* **Set problem**:
Select from the data all lines with the word "вход".

* **Data for the task**:
start
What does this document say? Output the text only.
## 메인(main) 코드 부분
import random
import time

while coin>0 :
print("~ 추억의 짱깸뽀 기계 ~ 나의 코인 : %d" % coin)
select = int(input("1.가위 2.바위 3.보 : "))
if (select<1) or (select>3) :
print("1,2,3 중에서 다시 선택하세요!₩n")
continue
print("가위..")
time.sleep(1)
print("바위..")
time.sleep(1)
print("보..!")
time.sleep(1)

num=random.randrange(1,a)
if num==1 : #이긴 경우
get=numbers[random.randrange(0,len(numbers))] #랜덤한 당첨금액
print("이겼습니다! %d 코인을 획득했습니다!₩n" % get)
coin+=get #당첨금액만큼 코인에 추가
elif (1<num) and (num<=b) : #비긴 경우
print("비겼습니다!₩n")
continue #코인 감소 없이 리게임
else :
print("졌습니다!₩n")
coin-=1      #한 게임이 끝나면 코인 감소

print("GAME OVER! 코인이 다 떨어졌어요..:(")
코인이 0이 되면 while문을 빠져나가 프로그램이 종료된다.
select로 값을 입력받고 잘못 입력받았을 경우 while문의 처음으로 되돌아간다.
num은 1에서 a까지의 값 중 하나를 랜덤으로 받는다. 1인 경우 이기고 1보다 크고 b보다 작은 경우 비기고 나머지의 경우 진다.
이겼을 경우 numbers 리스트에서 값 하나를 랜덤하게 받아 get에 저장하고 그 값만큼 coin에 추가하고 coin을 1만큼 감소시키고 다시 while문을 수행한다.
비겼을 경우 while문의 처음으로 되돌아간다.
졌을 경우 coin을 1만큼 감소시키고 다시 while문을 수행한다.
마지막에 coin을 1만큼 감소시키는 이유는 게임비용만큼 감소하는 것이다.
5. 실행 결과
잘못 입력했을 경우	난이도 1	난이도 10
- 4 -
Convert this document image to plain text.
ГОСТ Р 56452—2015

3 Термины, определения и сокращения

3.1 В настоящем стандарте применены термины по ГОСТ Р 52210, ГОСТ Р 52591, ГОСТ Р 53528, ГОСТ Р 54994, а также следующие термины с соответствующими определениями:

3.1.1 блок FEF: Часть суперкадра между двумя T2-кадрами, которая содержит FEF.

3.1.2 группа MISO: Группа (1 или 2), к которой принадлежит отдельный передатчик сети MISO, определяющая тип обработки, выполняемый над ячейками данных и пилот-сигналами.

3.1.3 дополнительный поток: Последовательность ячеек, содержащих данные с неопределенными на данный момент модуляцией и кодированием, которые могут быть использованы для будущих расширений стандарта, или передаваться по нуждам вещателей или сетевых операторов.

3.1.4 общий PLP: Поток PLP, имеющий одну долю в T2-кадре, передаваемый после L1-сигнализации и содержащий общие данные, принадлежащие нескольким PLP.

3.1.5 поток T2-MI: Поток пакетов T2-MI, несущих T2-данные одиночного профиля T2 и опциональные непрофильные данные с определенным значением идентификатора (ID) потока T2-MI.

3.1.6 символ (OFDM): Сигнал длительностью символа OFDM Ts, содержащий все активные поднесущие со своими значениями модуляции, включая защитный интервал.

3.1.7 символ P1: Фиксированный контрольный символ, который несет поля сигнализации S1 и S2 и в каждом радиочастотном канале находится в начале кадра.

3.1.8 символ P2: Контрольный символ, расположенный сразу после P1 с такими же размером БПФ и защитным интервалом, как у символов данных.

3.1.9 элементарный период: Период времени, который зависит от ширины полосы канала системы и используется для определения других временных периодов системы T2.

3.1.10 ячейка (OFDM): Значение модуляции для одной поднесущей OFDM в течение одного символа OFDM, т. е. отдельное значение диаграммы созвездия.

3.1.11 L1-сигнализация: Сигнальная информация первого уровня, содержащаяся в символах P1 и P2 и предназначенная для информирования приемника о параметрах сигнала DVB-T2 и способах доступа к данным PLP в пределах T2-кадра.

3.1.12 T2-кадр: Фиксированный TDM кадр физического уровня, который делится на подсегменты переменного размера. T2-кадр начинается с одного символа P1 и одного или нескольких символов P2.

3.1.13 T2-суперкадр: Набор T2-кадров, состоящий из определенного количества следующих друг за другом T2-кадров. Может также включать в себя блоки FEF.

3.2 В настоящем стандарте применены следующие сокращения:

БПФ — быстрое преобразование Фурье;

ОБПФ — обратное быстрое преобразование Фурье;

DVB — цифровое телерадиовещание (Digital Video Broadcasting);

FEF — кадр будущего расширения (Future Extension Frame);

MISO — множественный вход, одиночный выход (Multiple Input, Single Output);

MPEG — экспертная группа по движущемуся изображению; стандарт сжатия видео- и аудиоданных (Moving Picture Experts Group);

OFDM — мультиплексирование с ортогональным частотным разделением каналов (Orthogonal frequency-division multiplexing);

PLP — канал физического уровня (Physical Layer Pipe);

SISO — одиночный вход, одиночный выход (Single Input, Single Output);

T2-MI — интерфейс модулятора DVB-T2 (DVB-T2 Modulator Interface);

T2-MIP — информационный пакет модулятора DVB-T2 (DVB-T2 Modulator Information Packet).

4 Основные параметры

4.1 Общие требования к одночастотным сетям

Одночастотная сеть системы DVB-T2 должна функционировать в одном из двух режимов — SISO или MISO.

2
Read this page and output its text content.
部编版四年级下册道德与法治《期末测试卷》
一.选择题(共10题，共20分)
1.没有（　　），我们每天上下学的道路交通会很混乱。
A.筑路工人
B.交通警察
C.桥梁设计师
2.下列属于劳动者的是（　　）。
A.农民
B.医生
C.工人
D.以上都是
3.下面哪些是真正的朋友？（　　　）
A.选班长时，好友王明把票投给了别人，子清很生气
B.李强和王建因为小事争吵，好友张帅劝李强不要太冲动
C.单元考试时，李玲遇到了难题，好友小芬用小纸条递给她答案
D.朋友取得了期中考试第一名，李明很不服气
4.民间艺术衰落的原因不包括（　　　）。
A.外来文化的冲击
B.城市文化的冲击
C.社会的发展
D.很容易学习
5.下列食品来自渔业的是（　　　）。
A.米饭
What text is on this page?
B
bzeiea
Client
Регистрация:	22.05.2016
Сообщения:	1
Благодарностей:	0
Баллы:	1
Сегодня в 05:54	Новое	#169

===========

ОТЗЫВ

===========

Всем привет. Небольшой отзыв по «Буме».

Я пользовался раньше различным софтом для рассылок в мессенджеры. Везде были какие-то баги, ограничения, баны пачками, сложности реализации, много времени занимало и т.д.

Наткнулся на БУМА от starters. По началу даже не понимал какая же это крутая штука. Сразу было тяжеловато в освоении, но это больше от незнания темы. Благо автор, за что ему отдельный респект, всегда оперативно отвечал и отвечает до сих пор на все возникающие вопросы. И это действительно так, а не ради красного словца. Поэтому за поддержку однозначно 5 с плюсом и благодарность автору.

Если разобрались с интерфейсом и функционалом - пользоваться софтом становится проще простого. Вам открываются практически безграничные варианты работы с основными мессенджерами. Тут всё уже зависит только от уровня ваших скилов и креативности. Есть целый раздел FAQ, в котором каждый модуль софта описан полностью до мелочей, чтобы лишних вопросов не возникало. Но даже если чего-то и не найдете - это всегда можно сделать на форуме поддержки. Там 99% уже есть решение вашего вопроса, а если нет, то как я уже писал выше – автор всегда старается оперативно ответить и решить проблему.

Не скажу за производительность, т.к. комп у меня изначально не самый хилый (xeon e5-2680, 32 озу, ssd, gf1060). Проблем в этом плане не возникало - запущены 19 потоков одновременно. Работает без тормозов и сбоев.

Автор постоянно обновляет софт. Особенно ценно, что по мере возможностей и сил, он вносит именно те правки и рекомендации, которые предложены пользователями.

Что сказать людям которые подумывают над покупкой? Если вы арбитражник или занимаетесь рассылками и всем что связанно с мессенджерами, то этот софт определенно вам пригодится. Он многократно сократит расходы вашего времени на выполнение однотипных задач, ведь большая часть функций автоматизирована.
end
* **Output below**:
MISO — множественный вход, одиночный выход (Multiple Input, Single Output);
SISO — одиночный вход, одиночный выход (Single Input, Single Output);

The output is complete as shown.